• **EXERCISE BRIEF**
Search the material and gather each line with "this" in it.

□ □ □

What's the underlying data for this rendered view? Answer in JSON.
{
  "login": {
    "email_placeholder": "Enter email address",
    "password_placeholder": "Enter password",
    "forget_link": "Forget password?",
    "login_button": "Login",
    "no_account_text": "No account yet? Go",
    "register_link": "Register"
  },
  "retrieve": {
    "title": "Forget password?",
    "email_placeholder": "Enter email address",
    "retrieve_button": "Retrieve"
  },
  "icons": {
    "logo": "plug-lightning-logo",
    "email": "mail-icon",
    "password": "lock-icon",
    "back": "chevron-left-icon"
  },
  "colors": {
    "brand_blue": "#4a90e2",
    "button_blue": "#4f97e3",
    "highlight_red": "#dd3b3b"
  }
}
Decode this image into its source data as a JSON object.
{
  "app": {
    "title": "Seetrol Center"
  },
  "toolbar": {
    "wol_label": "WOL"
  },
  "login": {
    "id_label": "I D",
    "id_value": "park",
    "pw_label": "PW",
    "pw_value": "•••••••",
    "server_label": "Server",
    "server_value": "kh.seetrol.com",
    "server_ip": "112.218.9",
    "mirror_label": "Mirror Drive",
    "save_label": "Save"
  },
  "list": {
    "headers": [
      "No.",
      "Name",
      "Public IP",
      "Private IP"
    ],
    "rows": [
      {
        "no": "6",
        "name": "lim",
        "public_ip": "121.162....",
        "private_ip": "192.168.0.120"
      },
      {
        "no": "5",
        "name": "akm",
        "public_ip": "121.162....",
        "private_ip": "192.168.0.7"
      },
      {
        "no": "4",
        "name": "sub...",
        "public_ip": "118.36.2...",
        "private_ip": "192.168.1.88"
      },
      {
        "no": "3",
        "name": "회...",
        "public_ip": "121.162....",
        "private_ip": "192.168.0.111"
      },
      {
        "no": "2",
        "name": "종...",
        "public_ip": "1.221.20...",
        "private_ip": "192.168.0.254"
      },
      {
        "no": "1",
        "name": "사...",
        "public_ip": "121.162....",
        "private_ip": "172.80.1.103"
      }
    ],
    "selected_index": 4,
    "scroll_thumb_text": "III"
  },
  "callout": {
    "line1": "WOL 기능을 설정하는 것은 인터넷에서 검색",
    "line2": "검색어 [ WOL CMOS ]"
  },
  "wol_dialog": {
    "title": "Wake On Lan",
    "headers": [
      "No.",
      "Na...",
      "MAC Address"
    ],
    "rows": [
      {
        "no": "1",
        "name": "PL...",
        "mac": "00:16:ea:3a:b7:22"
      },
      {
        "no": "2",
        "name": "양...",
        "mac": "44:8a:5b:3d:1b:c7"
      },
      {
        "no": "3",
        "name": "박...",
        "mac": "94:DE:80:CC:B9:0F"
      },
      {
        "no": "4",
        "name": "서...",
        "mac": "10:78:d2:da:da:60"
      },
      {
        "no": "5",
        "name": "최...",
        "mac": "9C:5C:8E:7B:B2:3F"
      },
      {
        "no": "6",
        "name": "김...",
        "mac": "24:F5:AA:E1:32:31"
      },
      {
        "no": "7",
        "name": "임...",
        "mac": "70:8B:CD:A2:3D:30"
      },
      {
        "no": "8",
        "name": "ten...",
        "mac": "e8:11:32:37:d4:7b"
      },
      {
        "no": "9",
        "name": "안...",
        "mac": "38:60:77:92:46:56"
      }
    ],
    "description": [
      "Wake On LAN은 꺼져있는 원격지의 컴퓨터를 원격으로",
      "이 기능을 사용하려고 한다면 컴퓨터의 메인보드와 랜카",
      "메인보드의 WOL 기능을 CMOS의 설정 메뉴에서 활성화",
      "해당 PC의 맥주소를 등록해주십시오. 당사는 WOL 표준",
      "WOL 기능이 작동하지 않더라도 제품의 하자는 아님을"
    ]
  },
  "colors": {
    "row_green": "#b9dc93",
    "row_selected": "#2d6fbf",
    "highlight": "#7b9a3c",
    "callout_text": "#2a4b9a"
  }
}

□ □ □

• **SOLUTION BELOW**
What's the underlying data for this rendered view? Answer in JSON.
Decode this image into its source data as a JSON object.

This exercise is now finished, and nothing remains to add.